Source document
★ ★ ★ ★ ★ ★ ★

"Africa's Women and the MDGs: a need for a step change in action" - Speech by EU Commissioner Ferrero-Waldner
Sommaire: 22 September 2008, New York - Speech by Benita Ferrero-Waldner, European Commissioner for External Relations and European Neighbourhood Policy, "Africa's Women and the MDGs: a need for a step change in action" at the UNIFEM side event Africa Women's Forum, United Nations General Assembly
Madame Director,
Excellencies,
Ladies and Gentlemen,
More than halfway towards the Millennium Development Goal target date - 2015 - there has been some progress on gender objectives in Africa, notably in the realm of women's increased political participation. Excellency your becoming Africa's first-elected woman president in 2006 bears witness to this.
But in other areas, we know that progress is not on track:
- The proportion of people in sub-Saharan Africa living on less than $1 per day is still appallingly high. Women are disproportionately affected;
- One woman dies a minute in Africa from complications related to child birth;
- Of the 25 million Africans infected with HIV, nearly 58% are women;
- Although there has been progress, Sub-Saharan Africa is the only region not on track to meet MDG gender parity objectives in primary and secondary school enrolment.
- Progress on reducing infant mortality in Sub-Saharan Africa is particularly slow;
- Women in Africa still lag woefully behind men with regard to formal labour force participation, employment, access to credit, entrepreneurship rates, income level, inheritance and land ownership rights.
A long list. Add to that shifts on the global stage since the launch of the MDGs which make their implementation more challenging - global economic slowdown, the food security crisis and increasing impact of global warming… In sum, the picture could do with a few roses.

★ ★ ★ ★ ★ ★ ★

Data under study

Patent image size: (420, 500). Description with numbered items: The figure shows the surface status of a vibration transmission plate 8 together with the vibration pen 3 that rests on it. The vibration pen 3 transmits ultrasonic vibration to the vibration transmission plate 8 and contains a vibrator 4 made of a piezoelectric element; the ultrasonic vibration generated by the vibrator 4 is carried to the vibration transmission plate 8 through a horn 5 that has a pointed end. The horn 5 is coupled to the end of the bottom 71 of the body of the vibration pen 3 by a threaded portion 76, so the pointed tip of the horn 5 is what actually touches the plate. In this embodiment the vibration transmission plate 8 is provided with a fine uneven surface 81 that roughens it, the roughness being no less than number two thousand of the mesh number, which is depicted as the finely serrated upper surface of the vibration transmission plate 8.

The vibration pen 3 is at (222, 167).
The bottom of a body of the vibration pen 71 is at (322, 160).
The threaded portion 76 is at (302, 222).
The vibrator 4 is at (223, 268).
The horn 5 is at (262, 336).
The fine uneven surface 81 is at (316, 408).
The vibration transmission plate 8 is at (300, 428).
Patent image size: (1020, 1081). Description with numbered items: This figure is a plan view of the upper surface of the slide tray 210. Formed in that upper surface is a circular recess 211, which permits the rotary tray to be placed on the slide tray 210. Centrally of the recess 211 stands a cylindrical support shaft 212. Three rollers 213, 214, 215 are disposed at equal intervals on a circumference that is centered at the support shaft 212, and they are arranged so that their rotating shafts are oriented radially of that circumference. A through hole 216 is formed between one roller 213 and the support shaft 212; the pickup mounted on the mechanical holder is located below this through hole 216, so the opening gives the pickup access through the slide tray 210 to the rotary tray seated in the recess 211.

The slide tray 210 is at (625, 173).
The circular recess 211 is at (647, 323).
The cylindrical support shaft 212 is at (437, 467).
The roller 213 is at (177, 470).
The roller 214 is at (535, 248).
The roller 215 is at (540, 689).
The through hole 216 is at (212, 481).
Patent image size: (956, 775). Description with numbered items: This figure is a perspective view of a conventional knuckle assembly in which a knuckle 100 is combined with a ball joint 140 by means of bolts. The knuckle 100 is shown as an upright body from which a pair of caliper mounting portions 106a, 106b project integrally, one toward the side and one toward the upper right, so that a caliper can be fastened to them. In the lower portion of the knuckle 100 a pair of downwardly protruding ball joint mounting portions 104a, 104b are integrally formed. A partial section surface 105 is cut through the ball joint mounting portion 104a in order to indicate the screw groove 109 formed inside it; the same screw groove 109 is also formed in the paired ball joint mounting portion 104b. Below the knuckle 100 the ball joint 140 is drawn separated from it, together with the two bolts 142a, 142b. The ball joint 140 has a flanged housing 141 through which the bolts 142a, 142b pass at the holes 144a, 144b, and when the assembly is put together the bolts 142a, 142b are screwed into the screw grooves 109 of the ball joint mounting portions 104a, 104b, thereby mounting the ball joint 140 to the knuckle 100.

★ ★ ★ ★ ★ ★ ★

Activity A
From the speech on Africa's women and the MDGs, extract the passage between "- Progress on" and "land ownership rights.", inclusive.
Activity B
Write what comes next in the speech on Africa's women and the MDGs, starting right after its final sentence.
None of the data is needed for this work.

Task answer A
- Progress on reducing infant mortality in Sub-Saharan Africa is particularly slow;
- Women in Africa still lag woefully behind men with regard to formal labour force participation, employment, access to credit, entrepreneurship rates, income level, inheritance and land ownership rights.

Task answer B
UNIFEM's initiative today to organise this event focusing specifically on the MDGs and Africa's development from a gender perspective is therefore welcome. And I am delighted to be here. You asked me to speak about what more we can do to make a difference and fast.
The MDG Africa Steering Group produced an excellent report this summer, addressing just that question. It contends that, if a certain number of recommendations are met, the MDGs can still be achieved for Africa by 2015. I'd like to focus on four and end with a fifth of my own.
First, increased support for education and healthcare systems. Conscious of the urgency of action, the EU has just adopted a MDG Agenda for Action. Its targets for 2010 are:
- 15 million more girls in primary education
- 4 million more children's lives saved each year from preventable diseases
- 21 million more births attended by skilled health workers
- and 50 million more women in Africa provided with modern contraceptives
Second, the report advocates increased ODA quality and predictability. The European Commission, with the UK and the Netherlands, is spearheading new methodologies of aid management. The EC has committed to disbursing 50% of its assistance direct to host government national budgets on the basis of agreed national strategies, with expenditure frameworks and progress benchmarking.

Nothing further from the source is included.